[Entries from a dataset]
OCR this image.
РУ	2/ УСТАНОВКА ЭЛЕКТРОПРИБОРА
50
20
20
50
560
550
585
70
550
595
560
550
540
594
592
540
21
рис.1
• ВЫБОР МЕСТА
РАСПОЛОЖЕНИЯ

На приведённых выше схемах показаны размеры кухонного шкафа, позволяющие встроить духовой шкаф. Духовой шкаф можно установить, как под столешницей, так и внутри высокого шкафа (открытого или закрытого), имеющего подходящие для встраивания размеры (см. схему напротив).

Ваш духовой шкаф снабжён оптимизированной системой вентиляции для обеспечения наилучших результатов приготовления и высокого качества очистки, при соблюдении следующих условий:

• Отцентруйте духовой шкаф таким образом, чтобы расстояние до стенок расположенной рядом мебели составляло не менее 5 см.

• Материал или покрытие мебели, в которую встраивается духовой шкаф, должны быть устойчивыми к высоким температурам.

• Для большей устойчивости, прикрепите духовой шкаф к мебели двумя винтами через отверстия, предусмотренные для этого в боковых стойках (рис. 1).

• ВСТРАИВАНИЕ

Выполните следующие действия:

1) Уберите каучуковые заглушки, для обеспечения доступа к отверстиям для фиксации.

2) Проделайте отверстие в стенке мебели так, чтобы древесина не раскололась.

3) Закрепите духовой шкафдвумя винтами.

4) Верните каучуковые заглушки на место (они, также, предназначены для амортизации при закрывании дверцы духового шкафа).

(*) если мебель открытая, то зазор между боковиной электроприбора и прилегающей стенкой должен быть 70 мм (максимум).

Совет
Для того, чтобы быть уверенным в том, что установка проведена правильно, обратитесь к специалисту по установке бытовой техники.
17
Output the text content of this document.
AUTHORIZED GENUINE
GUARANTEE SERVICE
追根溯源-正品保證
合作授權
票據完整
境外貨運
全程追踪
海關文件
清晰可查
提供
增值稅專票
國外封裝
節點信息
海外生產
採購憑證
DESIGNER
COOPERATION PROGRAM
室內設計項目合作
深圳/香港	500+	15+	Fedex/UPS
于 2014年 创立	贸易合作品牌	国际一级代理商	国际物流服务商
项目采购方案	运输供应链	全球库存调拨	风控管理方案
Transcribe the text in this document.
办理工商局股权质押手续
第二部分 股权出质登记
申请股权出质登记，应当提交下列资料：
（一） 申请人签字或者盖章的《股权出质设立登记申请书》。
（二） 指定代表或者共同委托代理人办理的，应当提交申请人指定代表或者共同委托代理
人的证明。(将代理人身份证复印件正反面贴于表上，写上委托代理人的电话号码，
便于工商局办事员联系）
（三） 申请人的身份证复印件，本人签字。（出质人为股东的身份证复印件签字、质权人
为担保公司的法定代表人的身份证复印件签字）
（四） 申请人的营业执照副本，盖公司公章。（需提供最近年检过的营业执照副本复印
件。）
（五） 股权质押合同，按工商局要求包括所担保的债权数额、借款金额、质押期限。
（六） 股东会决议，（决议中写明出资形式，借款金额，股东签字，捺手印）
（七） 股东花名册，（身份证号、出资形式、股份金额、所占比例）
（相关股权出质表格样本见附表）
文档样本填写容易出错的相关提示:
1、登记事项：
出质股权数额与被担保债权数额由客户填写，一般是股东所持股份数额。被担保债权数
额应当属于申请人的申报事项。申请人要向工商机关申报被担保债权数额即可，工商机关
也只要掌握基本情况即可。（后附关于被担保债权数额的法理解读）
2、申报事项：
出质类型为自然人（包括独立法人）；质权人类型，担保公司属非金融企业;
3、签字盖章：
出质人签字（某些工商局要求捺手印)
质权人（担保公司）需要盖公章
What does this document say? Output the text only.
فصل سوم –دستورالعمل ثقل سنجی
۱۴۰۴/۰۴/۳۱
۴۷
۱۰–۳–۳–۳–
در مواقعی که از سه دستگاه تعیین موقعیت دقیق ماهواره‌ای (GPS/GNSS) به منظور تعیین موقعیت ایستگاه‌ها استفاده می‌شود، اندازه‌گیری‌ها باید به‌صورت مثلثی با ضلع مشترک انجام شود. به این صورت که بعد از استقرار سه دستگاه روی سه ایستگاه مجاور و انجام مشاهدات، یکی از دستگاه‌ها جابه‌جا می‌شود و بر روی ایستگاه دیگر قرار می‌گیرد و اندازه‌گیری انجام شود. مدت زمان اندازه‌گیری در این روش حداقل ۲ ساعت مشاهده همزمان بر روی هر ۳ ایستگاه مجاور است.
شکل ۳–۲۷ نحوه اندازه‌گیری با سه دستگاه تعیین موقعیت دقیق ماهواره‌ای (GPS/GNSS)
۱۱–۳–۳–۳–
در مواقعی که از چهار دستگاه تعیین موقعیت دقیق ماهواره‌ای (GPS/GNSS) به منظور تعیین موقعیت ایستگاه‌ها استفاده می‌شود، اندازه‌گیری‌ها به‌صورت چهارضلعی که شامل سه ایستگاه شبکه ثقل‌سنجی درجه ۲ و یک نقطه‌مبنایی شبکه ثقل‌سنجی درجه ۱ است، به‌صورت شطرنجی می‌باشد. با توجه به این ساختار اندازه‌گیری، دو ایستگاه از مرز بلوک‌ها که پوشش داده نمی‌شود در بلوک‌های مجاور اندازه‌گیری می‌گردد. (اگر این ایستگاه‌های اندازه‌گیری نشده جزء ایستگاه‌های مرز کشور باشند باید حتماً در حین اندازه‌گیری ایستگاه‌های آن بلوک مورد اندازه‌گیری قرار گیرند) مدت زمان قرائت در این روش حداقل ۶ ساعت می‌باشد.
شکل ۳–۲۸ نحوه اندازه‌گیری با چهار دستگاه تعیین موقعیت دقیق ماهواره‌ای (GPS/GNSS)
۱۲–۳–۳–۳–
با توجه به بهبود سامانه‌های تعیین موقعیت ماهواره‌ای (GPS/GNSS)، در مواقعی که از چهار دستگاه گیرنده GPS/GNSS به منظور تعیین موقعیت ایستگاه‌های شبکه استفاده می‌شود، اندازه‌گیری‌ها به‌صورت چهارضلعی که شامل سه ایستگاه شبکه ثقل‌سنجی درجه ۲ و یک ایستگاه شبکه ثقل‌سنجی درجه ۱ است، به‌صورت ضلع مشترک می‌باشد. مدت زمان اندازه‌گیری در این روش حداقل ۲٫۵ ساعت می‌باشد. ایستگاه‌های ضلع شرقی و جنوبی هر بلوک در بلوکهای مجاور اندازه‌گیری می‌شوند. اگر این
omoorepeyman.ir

** Problem details **
Using the listing above, state the number of lines that hold "быть", with no other text.

** Finished answer **
3